**Stored records**:
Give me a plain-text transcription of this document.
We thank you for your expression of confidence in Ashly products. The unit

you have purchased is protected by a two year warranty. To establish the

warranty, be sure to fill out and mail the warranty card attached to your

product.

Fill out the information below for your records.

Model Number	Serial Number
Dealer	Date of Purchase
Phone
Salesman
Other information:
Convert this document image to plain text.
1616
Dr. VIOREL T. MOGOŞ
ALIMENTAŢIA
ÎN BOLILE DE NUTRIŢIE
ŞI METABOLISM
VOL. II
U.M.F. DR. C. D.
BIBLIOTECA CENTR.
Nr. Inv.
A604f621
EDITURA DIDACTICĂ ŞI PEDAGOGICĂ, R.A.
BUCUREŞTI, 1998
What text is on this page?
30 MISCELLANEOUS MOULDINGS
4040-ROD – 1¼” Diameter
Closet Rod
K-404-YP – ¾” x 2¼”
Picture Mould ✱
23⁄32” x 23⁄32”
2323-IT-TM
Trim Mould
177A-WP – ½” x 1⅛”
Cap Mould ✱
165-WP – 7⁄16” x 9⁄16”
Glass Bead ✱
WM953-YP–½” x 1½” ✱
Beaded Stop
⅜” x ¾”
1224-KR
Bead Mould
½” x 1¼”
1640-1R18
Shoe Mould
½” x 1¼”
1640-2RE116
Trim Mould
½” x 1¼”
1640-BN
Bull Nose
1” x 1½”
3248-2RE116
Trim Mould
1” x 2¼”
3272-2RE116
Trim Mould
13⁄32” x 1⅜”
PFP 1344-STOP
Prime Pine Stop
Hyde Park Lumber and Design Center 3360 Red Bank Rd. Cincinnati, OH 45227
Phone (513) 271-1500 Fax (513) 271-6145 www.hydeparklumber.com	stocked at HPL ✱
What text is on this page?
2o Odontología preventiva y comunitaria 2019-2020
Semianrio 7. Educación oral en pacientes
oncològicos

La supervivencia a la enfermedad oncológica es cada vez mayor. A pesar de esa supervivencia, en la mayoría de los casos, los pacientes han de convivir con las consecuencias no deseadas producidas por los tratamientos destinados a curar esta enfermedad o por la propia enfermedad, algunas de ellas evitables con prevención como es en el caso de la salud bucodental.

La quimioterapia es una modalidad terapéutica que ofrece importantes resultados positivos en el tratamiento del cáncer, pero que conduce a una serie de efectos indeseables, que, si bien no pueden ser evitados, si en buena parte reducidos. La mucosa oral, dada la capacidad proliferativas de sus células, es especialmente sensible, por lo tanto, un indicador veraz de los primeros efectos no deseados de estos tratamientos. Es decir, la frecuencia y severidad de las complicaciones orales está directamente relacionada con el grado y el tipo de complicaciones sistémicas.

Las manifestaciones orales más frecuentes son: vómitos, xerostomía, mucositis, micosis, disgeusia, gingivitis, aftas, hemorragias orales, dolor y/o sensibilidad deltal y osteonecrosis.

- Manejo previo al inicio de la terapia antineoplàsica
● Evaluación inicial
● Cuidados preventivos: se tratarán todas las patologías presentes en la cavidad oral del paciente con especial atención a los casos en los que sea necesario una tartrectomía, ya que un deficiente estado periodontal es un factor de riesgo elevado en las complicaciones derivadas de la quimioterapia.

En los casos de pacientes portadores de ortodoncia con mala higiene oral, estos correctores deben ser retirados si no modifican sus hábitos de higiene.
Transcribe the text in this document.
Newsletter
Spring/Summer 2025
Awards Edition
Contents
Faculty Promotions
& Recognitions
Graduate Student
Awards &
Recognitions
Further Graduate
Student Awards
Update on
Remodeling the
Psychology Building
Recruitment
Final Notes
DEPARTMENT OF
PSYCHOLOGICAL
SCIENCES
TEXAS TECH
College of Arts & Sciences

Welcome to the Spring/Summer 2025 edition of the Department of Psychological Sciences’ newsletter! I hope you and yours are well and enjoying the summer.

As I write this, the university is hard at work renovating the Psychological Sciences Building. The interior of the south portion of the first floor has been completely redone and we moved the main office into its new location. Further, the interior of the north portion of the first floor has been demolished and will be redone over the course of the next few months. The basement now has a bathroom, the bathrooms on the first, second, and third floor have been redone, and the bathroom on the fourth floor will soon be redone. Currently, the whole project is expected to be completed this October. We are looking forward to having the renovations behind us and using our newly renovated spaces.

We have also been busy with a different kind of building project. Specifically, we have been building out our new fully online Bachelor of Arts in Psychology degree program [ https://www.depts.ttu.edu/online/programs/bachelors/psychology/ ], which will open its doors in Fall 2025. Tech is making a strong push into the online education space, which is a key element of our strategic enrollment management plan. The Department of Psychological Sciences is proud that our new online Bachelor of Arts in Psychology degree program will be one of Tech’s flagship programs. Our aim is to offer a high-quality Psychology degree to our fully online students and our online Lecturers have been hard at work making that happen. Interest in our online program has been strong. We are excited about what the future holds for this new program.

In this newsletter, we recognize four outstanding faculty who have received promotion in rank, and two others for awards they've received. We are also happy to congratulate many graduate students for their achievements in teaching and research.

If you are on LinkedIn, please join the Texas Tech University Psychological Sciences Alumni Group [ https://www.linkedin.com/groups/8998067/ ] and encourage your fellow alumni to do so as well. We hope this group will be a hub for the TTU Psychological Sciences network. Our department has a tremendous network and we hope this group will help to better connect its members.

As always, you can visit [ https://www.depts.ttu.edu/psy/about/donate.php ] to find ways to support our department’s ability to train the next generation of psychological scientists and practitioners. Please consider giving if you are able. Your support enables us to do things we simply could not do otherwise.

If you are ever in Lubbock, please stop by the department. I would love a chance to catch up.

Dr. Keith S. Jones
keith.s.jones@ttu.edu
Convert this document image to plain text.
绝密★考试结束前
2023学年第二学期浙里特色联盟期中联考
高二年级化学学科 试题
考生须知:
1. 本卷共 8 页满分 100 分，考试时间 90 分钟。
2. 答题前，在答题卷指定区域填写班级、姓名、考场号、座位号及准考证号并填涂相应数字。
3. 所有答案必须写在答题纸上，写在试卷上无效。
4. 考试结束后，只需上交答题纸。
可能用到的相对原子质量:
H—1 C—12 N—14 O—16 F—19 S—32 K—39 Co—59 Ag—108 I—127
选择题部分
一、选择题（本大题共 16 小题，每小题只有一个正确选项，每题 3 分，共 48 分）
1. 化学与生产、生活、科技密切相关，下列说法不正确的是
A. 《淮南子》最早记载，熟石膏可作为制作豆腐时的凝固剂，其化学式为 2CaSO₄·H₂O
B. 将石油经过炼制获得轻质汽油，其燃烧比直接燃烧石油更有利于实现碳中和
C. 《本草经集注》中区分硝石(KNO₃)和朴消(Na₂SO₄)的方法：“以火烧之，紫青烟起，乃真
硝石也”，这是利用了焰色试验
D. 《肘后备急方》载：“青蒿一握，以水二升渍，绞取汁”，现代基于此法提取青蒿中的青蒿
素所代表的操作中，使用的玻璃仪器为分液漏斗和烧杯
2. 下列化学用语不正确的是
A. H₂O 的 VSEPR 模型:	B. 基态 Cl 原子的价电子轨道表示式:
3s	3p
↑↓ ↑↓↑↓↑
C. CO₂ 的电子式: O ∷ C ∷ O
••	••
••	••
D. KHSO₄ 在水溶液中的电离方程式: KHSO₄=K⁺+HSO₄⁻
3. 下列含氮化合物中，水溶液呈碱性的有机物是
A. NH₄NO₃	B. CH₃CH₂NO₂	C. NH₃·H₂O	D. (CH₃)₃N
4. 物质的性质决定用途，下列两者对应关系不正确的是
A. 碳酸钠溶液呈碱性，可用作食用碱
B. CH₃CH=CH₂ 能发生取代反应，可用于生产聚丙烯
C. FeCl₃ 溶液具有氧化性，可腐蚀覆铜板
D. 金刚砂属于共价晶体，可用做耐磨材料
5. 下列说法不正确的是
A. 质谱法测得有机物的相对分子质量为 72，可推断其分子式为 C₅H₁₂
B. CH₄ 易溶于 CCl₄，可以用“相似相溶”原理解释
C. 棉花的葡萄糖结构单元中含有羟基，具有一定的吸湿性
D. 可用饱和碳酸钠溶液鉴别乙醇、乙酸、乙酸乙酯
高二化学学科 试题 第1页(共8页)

**Requirement**:
Reproduce each line holding the word "hope".

**Solution**:
Welcome to the Spring/Summer 2025 edition of the Department of Psychological Sciences’ newsletter! I hope you and yours are well and enjoying the summer.
If you are on LinkedIn, please join the Texas Tech University Psychological Sciences Alumni Group [ https://www.linkedin.com/groups/8998067/ ] and encourage your fellow alumni to do so as well. We hope this group will be a hub for the TTU Psychological Sciences network. Our department has a tremendous network and we hope this group will help to better connect its members.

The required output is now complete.